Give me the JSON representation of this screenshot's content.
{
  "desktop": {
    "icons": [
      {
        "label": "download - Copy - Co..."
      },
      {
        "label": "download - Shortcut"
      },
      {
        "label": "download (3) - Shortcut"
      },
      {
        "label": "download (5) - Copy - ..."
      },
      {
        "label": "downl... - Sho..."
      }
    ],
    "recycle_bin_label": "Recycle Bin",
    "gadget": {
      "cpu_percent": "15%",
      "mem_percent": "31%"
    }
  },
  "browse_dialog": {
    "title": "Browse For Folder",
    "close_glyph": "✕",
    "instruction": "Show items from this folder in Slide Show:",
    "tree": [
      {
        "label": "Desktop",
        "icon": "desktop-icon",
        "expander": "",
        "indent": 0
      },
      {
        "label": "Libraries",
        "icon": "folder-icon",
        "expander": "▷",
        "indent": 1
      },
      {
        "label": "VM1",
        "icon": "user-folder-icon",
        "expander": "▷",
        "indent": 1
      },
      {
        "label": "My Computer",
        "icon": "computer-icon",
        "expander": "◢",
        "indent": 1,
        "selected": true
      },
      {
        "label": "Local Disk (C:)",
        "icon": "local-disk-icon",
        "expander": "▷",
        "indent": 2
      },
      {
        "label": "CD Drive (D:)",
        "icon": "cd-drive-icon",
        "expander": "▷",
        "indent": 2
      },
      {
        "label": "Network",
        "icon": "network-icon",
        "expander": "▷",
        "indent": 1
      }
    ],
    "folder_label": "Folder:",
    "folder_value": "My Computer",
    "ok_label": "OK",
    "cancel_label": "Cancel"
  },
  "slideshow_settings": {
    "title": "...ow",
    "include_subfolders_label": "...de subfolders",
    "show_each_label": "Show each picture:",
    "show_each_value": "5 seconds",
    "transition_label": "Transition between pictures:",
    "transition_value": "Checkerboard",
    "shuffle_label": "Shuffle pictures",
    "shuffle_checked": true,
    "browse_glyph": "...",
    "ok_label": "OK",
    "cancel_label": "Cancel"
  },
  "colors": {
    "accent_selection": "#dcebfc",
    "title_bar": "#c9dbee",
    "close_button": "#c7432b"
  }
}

§

• BRIEF
Pick out the lines that include the word "pictures" and write them out.

• RESPONSE FOR THIS EXERCISE
    "transition_label": "Transition between pictures:",
    "shuffle_label": "Shuffle pictures",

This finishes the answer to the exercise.